## [WORK REQUIRED]
Exclude the pictures, then repeat the remaining data exactly.

---

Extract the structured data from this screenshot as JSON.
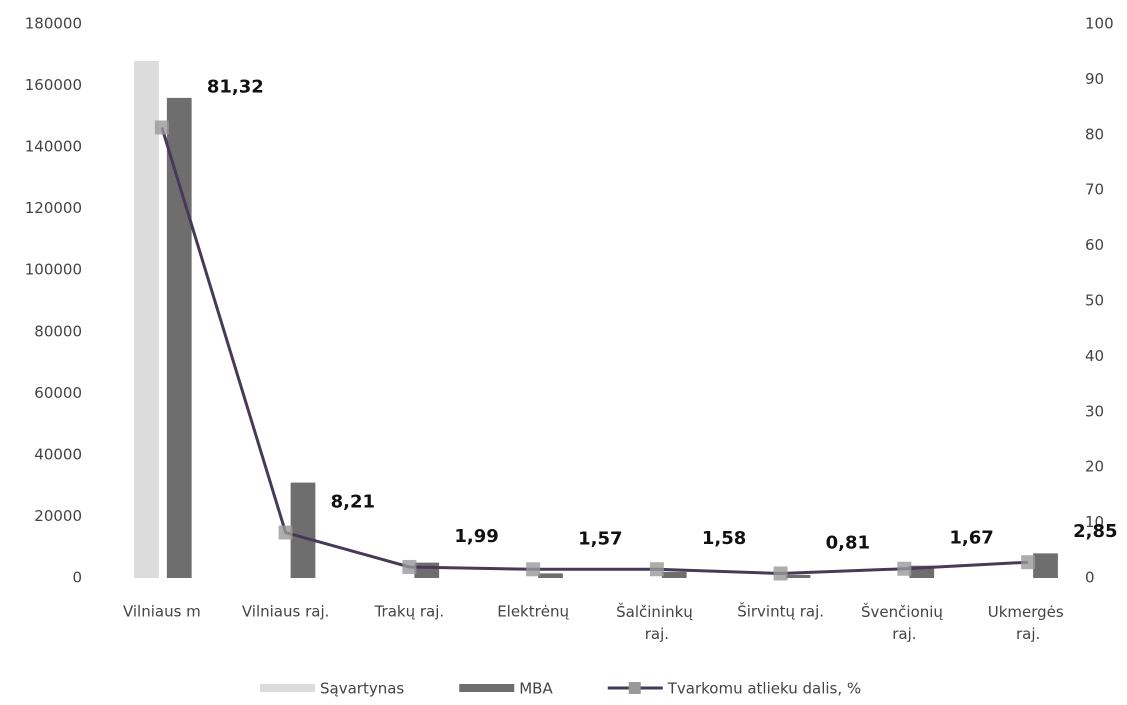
{
  "chart_data": {
    "type": "bar-line",
    "categories": [
      "Vilniaus m",
      "Vilniaus raj.",
      "Trakų raj.",
      "Elektrėnų",
      "Šalčininkų raj.",
      "Širvintų raj.",
      "Švenčionių raj.",
      "Ukmergės raj."
    ],
    "series": [
      {
        "name": "Sąvartynas",
        "color": "#dcdcdc",
        "type": "bar",
        "values": [
          168000,
          0,
          0,
          0,
          0,
          0,
          0,
          0
        ]
      },
      {
        "name": "MBA",
        "color": "#6e6e6e",
        "type": "bar",
        "values": [
          156000,
          31000,
          5000,
          1500,
          2000,
          1000,
          4000,
          8000
        ]
      },
      {
        "name": "Tvarkomu atlieku dalis, %",
        "color": "#463a58",
        "type": "line",
        "axis": "y2",
        "values": [
          81.32,
          8.21,
          1.99,
          1.57,
          1.58,
          0.81,
          1.67,
          2.85
        ],
        "value_labels": [
          "81,32",
          "8,21",
          "1,99",
          "1,57",
          "1,58",
          "0,81",
          "1,67",
          "2,85"
        ]
      }
    ],
    "ylim": [
      0,
      180000
    ],
    "yticks": [
      0,
      20000,
      40000,
      60000,
      80000,
      100000,
      120000,
      140000,
      160000,
      180000
    ],
    "y2lim": [
      0,
      100
    ],
    "y2ticks": [
      0,
      10,
      20,
      30,
      40,
      50,
      60,
      70,
      80,
      90,
      100
    ],
    "legend": "bottom"
  }
}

---

## [TASK ANSWER]
Extract the structured data from this screenshot as JSON.
{
  "chart_data": {
    "type": "bar-line",
    "categories": [
      "Vilniaus m",
      "Vilniaus raj.",
      "Trakų raj.",
      "Elektrėnų",
      "Šalčininkų raj.",
      "Širvintų raj.",
      "Švenčionių raj.",
      "Ukmergės raj."
    ],
    "series": [
      {
        "name": "Sąvartynas",
        "color": "#dcdcdc",
        "type": "bar",
        "values": [
          168000,
          0,
          0,
          0,
          0,
          0,
          0,
          0
        ]
      },
      {
        "name": "MBA",
        "color": "#6e6e6e",
        "type": "bar",
        "values": [
          156000,
          31000,
          5000,
          1500,
          2000,
          1000,
          4000,
          8000
        ]
      },
      {
        "name": "Tvarkomu atlieku dalis, %",
        "color": "#463a58",
        "type": "line",
        "axis": "y2",
        "values": [
          81.32,
          8.21,
          1.99,
          1.57,
          1.58,
          0.81,
          1.67,
          2.85
        ],
        "value_labels": [
          "81,32",
          "8,21",
          "1,99",
          "1,57",
          "1,58",
          "0,81",
          "1,67",
          "2,85"
        ]
      }
    ],
    "ylim": [
      0,
      180000
    ],
    "yticks": [
      0,
      20000,
      40000,
      60000,
      80000,
      100000,
      120000,
      140000,
      160000,
      180000
    ],
    "y2lim": [
      0,
      100
    ],
    "y2ticks": [
      0,
      10,
      20,
      30,
      40,
      50,
      60,
      70,
      80,
      90,
      100
    ],
    "legend": "bottom"
  }
}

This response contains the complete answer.